* Description of the task:
Format the part of the items that opens with the line containing "data-point-inner [592, 22, 604, 35]" and closes with the line containing "data-point [706, 440, 754, 487]" as a JSON list of strings, one string per line, leaving out blank lines.

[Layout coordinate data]
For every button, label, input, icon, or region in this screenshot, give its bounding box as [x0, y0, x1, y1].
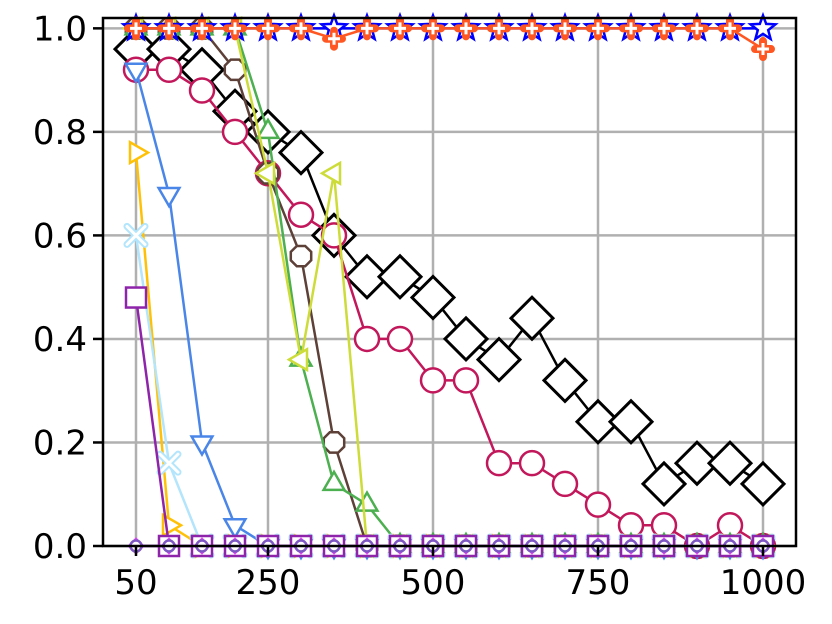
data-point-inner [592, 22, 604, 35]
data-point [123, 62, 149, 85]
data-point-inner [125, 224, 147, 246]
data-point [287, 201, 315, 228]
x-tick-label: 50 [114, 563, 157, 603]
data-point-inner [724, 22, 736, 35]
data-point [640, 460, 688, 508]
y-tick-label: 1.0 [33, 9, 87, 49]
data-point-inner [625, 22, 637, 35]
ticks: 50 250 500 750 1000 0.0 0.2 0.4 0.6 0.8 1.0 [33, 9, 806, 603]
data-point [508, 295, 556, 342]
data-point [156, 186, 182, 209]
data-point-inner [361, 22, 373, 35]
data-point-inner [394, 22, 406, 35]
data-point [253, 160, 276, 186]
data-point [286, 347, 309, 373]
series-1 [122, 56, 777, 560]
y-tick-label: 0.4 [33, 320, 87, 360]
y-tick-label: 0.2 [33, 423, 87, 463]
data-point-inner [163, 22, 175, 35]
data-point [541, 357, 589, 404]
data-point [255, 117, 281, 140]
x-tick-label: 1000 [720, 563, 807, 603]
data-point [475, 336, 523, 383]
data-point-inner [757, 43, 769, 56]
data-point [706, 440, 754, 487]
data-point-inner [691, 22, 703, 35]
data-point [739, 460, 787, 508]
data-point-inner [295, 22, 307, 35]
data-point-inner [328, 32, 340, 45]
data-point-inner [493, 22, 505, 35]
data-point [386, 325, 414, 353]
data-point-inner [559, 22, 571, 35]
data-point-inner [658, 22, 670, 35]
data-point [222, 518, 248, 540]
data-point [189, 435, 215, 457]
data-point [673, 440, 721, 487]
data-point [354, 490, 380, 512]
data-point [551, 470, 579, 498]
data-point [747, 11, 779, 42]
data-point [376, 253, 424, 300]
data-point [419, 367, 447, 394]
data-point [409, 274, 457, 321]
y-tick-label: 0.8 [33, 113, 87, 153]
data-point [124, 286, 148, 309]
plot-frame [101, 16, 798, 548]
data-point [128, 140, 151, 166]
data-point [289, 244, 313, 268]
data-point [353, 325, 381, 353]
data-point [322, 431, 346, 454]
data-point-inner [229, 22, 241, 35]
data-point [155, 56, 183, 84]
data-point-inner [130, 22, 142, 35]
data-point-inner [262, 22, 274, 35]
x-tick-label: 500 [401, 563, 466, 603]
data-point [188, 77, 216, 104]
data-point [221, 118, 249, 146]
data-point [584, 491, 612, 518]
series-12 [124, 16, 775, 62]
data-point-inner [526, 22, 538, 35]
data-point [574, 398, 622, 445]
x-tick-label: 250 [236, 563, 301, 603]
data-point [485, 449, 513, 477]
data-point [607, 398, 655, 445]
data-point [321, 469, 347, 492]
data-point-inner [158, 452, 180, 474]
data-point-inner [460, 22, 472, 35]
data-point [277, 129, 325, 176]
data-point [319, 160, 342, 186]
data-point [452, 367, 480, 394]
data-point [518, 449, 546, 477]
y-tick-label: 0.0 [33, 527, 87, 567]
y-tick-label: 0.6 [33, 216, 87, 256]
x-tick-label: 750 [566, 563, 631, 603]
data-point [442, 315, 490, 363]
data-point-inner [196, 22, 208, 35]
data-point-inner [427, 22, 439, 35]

--

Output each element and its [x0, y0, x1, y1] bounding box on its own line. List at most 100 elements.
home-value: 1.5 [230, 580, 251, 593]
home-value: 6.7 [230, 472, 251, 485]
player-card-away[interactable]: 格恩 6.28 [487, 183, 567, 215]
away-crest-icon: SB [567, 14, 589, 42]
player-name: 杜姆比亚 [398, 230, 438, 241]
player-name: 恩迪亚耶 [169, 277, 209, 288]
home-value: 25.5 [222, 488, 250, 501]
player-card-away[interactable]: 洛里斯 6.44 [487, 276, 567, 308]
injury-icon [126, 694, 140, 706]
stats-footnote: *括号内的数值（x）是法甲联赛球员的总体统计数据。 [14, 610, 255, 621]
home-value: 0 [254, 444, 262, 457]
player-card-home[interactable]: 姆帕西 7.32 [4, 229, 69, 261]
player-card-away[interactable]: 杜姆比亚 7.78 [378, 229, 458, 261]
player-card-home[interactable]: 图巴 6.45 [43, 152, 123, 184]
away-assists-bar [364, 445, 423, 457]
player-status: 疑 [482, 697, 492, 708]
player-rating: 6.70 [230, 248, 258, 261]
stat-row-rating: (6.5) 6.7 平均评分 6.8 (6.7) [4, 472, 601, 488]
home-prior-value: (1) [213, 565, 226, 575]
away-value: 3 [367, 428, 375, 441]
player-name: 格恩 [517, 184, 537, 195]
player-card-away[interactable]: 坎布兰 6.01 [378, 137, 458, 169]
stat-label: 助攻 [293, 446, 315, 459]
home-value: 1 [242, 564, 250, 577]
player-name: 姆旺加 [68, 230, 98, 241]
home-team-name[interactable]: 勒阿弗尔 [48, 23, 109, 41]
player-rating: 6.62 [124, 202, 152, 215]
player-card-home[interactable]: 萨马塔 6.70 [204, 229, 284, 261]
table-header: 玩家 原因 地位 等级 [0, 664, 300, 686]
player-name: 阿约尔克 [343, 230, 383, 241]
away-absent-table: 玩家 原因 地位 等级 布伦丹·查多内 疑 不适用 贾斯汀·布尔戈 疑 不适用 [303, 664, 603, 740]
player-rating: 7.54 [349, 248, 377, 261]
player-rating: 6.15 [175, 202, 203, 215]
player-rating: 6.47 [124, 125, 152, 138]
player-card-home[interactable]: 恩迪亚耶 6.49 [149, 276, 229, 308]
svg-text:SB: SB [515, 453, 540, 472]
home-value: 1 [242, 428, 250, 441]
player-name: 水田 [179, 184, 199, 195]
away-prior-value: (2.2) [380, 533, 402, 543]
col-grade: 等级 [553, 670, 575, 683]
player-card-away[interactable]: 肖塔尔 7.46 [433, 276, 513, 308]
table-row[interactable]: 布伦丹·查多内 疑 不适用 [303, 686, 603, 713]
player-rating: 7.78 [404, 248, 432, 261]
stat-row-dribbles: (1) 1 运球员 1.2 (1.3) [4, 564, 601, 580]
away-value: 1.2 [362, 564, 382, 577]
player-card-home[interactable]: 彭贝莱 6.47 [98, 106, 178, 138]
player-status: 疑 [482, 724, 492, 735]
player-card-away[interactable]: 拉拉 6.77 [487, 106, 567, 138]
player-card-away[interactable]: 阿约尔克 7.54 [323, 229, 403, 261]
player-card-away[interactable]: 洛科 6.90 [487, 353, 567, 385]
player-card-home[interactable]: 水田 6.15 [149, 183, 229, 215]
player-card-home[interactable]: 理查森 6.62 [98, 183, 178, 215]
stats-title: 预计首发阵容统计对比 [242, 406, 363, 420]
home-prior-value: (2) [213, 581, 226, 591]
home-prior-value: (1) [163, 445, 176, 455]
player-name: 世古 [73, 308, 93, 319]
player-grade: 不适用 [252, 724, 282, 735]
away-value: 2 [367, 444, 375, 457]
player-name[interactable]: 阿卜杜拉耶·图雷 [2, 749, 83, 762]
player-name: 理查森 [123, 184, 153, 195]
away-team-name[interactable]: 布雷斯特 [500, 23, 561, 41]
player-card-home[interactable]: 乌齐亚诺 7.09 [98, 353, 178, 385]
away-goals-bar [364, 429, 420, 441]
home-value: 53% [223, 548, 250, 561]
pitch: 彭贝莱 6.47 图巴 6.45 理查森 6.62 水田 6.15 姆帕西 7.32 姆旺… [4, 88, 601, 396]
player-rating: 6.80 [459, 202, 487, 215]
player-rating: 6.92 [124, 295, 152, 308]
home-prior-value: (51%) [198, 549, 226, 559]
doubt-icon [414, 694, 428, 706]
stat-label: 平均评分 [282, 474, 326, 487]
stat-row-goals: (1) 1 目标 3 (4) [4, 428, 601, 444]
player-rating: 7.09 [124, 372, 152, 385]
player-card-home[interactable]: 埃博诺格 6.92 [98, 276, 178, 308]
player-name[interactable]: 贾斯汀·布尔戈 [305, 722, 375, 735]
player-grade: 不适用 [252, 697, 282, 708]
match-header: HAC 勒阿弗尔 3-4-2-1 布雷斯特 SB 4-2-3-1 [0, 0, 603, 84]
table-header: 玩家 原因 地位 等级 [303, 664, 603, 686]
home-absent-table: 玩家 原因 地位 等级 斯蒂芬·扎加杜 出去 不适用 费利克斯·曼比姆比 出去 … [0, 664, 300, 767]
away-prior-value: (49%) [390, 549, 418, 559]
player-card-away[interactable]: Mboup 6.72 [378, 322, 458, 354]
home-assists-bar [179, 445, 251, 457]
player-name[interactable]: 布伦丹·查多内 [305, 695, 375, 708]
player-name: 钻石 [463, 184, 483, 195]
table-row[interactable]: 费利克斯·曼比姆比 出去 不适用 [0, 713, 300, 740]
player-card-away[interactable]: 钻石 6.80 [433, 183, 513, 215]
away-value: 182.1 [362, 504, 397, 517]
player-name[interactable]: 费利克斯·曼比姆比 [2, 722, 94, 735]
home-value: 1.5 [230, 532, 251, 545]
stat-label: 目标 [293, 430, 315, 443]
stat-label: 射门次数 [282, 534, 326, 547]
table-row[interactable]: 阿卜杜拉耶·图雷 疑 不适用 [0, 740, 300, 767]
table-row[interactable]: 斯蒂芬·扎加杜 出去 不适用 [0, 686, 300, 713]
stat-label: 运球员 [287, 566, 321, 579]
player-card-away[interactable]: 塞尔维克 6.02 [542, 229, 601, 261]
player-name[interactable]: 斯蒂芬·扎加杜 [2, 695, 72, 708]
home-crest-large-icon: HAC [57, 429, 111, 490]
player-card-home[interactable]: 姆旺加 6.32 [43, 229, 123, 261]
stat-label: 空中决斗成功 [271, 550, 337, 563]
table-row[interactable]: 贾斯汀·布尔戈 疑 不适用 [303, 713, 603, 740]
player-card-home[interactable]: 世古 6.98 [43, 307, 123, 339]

* Response to the exercise:
[
  "data-point-inner [592, 22, 604, 35]",
  "data-point [123, 62, 149, 85]",
  "data-point-inner [125, 224, 147, 246]",
  "data-point [287, 201, 315, 228]",
  "x-tick-label: 50 [114, 563, 157, 603]",
  "data-point-inner [724, 22, 736, 35]",
  "data-point [640, 460, 688, 508]",
  "y-tick-label: 1.0 [33, 9, 87, 49]",
  "data-point-inner [625, 22, 637, 35]",
  "ticks: 50 250 500 750 1000 0.0 0.2 0.4 0.6 0.8 1.0 [33, 9, 806, 603]",
  "data-point [508, 295, 556, 342]",
  "data-point [156, 186, 182, 209]",
  "data-point-inner [361, 22, 373, 35]",
  "data-point-inner [394, 22, 406, 35]",
  "data-point [253, 160, 276, 186]",
  "data-point [286, 347, 309, 373]",
  "series-1 [122, 56, 777, 560]",
  "y-tick-label: 0.4 [33, 320, 87, 360]",
  "y-tick-label: 0.2 [33, 423, 87, 463]",
  "data-point-inner [163, 22, 175, 35]",
  "data-point [541, 357, 589, 404]",
  "data-point [255, 117, 281, 140]",
  "x-tick-label: 1000 [720, 563, 807, 603]",
  "data-point [475, 336, 523, 383]",
  "data-point-inner [757, 43, 769, 56]",
  "data-point [706, 440, 754, 487]"
]